_Your task_. From the listing that follows, output everything exactly except the pictures.

[Entries taken from a collection]
--------

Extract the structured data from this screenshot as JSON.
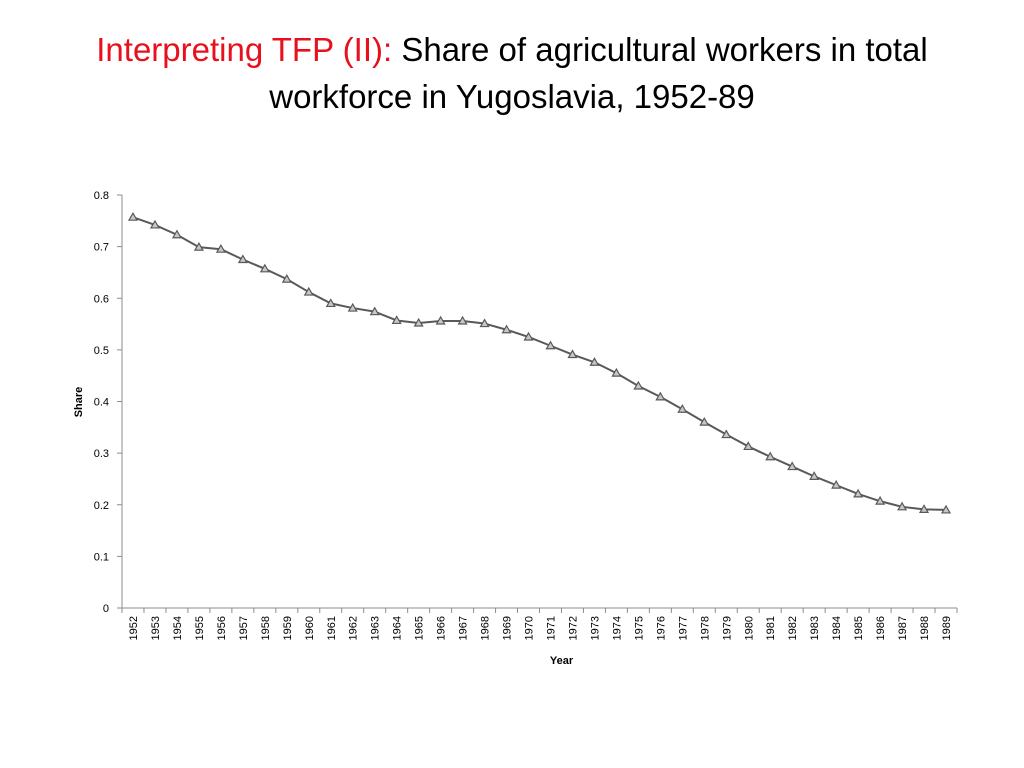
{
  "slide": {
    "title_accent": "Interpreting TFP (II):",
    "title_rest": " Share of agricultural workers in total workforce in Yugoslavia, 1952-89"
  },
  "chart_data": {
    "type": "line",
    "title": "",
    "xlabel": "Year",
    "ylabel": "Share",
    "categories": [
      "1952",
      "1953",
      "1954",
      "1955",
      "1956",
      "1957",
      "1958",
      "1959",
      "1960",
      "1961",
      "1962",
      "1963",
      "1964",
      "1965",
      "1966",
      "1967",
      "1968",
      "1969",
      "1970",
      "1971",
      "1972",
      "1973",
      "1974",
      "1975",
      "1976",
      "1977",
      "1978",
      "1979",
      "1980",
      "1981",
      "1982",
      "1983",
      "1984",
      "1985",
      "1986",
      "1987",
      "1988",
      "1989"
    ],
    "yticks": [
      "0",
      "0.1",
      "0.2",
      "0.3",
      "0.4",
      "0.5",
      "0.6",
      "0.7",
      "0.8"
    ],
    "ylim": [
      0,
      0.8
    ],
    "grid": false,
    "legend": "none",
    "series": [
      {
        "marker": "triangle",
        "color": "#595959",
        "values": [
          0.757,
          0.742,
          0.723,
          0.699,
          0.695,
          0.675,
          0.657,
          0.637,
          0.612,
          0.59,
          0.581,
          0.574,
          0.557,
          0.552,
          0.556,
          0.556,
          0.551,
          0.539,
          0.525,
          0.508,
          0.491,
          0.476,
          0.455,
          0.43,
          0.409,
          0.385,
          0.36,
          0.336,
          0.313,
          0.293,
          0.274,
          0.255,
          0.238,
          0.221,
          0.207,
          0.196,
          0.191,
          0.19
        ]
      }
    ]
  }
}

--------

_Solution to the problem_.
Extract the structured data from this screenshot as JSON.
{
  "slide": {
    "title_accent": "Interpreting TFP (II):",
    "title_rest": " Share of agricultural workers in total workforce in Yugoslavia, 1952-89"
  },
  "chart_data": {
    "type": "line",
    "title": "",
    "xlabel": "Year",
    "ylabel": "Share",
    "categories": [
      "1952",
      "1953",
      "1954",
      "1955",
      "1956",
      "1957",
      "1958",
      "1959",
      "1960",
      "1961",
      "1962",
      "1963",
      "1964",
      "1965",
      "1966",
      "1967",
      "1968",
      "1969",
      "1970",
      "1971",
      "1972",
      "1973",
      "1974",
      "1975",
      "1976",
      "1977",
      "1978",
      "1979",
      "1980",
      "1981",
      "1982",
      "1983",
      "1984",
      "1985",
      "1986",
      "1987",
      "1988",
      "1989"
    ],
    "yticks": [
      "0",
      "0.1",
      "0.2",
      "0.3",
      "0.4",
      "0.5",
      "0.6",
      "0.7",
      "0.8"
    ],
    "ylim": [
      0,
      0.8
    ],
    "grid": false,
    "legend": "none",
    "series": [
      {
        "marker": "triangle",
        "color": "#595959",
        "values": [
          0.757,
          0.742,
          0.723,
          0.699,
          0.695,
          0.675,
          0.657,
          0.637,
          0.612,
          0.59,
          0.581,
          0.574,
          0.557,
          0.552,
          0.556,
          0.556,
          0.551,
          0.539,
          0.525,
          0.508,
          0.491,
          0.476,
          0.455,
          0.43,
          0.409,
          0.385,
          0.36,
          0.336,
          0.313,
          0.293,
          0.274,
          0.255,
          0.238,
          0.221,
          0.207,
          0.196,
          0.191,
          0.19
        ]
      }
    ]
  }
}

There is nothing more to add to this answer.